**Data excerpts**
* * *
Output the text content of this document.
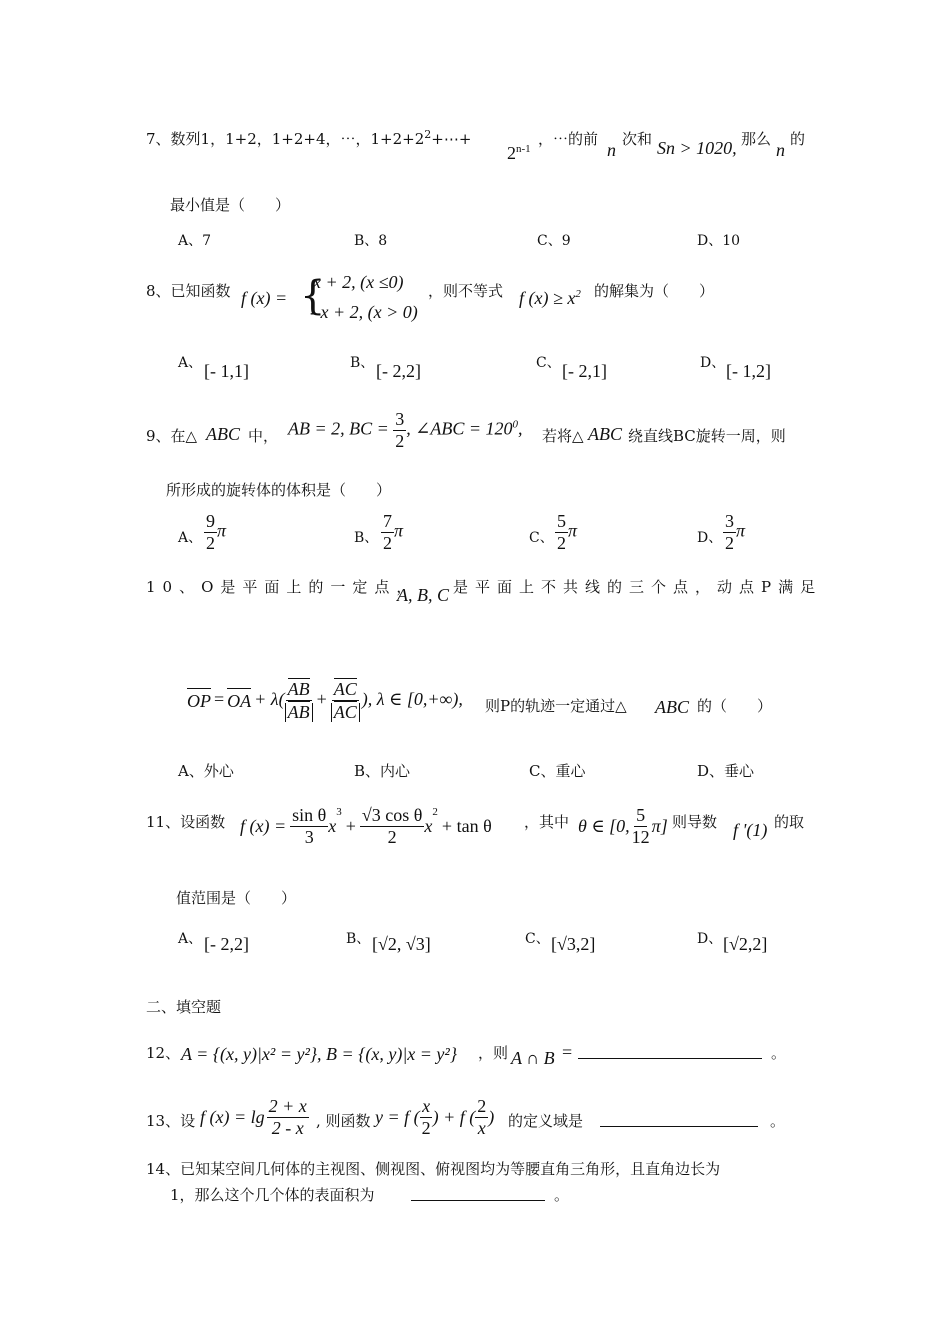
7、数列1，1+2，1+2+4，⋯，$1+2+2^2+\cdots+$
$2^{n-1}$
，⋯的前
n
次和 Sn > 1020, 那么
n
的
最小值是（　　）
A、7	B、8	C、9	D、10
8、已知函数 f (x) = {
x + 2, (x ≤0)
- x + 2, (x > 0)
，则不等式 f $(x) \ge x^2$ 的解集为（　　）
A、 [- 1,1]	B、 [- 2,2]	C、 [- 2,1]	D、 [- 1,2]
9、在△ ABC 中， AB = 2, BC = $\frac{3}{2}$ , ∠ABC = $120^0$, 若将△ ABC 绕直线BC旋转一周，则
所形成的旋转体的体积是（　　）
A、 $\frac{9}{2}$ π	B、 $\frac{7}{2}$ π	C、 $\frac{5}{2}$ π	D、 $\frac{3}{2}$ π
10、O是平面上的一定点，
A, B, C 是平面上不共线的三个点，动点P满足
OP = OA + $\lambda( \frac{AB}{AB} + \frac{AC}{AC}$ ), λ ∈ [0,+∞), 则P的轨迹一定通过△ ABC 的（　　）
A、外心	B、内心	C、重心	D、垂心
11、设函数 f $(x) = \frac{\text{sin θ}}{3}$ x
$^3$
+ $\frac{\text{√3 cos θ}}{2}$ x
$^2$
+ tan θ ，其中 θ ∈ [0, $\frac{5}{12} \pi$] 则导数 f '(1) 的取
值范围是（　　）
A、 [- 2,2]	B、 [√2, √3]	C、 [√3,2]	D、 [√2,2]
二、填空题
12、 A = {(x, y)|x² = y²}, B = {(x, y)|x = y²} ，则 A ∩ B =	。
13、设 f $(x) = \lg \frac{2 + x}{2 - x}$ , 则函数 y = f ( $\frac{x}{2}$ ) + f ( $\frac{2}{x}$ ) 的定义域是	。
14、已知某空间几何体的主视图、侧视图、俯视图均为等腰直角三角形，且直角边长为
1，那么这个几个体的表面积为	。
* * *
**Required work**
Gather, from the listing above, every line carrying the word "text".

**Expected output**
Output the text content of this document.
11、设函数 f $(x) = \frac{\text{sin θ}}{3}$ x
+ $\frac{\text{√3 cos θ}}{2}$ x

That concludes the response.